EXERCISE DIRECTIONS - Copy every line of the records below that holds the word "інших".

Records contained in a dataset -
◇ ◇ ◇

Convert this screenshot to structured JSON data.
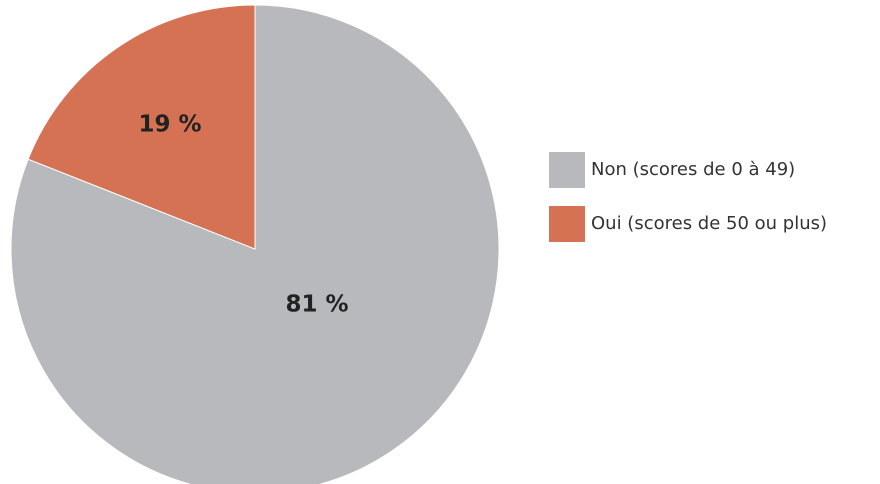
{
  "chart_data": {
    "type": "pie",
    "categories": [
      "Non (scores de 0 à 49)",
      "Oui (scores de 50 ou plus)"
    ],
    "values": [
      81,
      19
    ],
    "value_labels": [
      "81 %",
      "19 %"
    ],
    "colors": [
      "#b8b9bd",
      "#d57253"
    ],
    "legend": "right"
  }
}
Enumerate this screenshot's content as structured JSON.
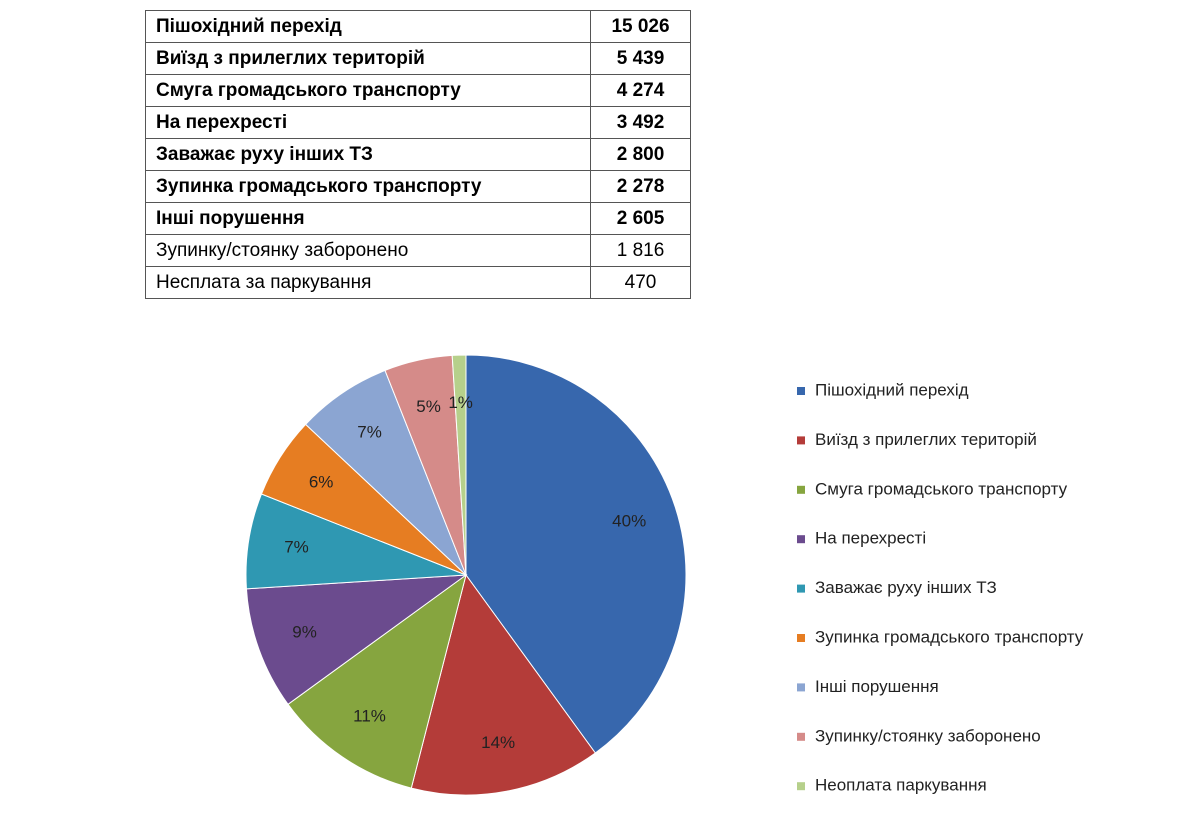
{
  "table": {
    "rows": [
      {
        "label": "Пішохідний перехід",
        "value": "15 026",
        "bold": true
      },
      {
        "label": "Виїзд з прилеглих територій",
        "value": "5 439",
        "bold": true
      },
      {
        "label": "Смуга громадського транспорту",
        "value": "4 274",
        "bold": true
      },
      {
        "label": "На перехресті",
        "value": "3 492",
        "bold": true
      },
      {
        "label": "Заважає руху інших ТЗ",
        "value": "2 800",
        "bold": true
      },
      {
        "label": "Зупинка громадського транспорту",
        "value": "2 278",
        "bold": true
      },
      {
        "label": "Інші порушення",
        "value": "2 605",
        "bold": true
      },
      {
        "label": "Зупинку/стоянку заборонено",
        "value": "1 816",
        "bold": false
      },
      {
        "label": "Несплата за паркування",
        "value": "470",
        "bold": false
      }
    ]
  },
  "chart_data": {
    "type": "pie",
    "categories": [
      "Пішохідний перехід",
      "Виїзд з прилеглих територій",
      "Смуга громадського транспорту",
      "На перехресті",
      "Заважає руху інших ТЗ",
      "Зупинка громадського транспорту",
      "Інші порушення",
      "Зупинку/стоянку заборонено",
      "Неоплата паркування"
    ],
    "values": [
      40,
      14,
      11,
      9,
      7,
      6,
      7,
      5,
      1
    ],
    "value_labels": [
      "40%",
      "14%",
      "11%",
      "9%",
      "7%",
      "6%",
      "7%",
      "5%",
      "1%"
    ],
    "colors": [
      "#3767ad",
      "#b43c39",
      "#86a53f",
      "#6b4b8e",
      "#2f98b2",
      "#e67d22",
      "#8ba5d2",
      "#d58b89",
      "#b6d08b"
    ],
    "legend": "right"
  }
}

◇ ◇ ◇

TASK ANSWER -
        "label": "Заважає руху інших ТЗ",
      "Заважає руху інших ТЗ",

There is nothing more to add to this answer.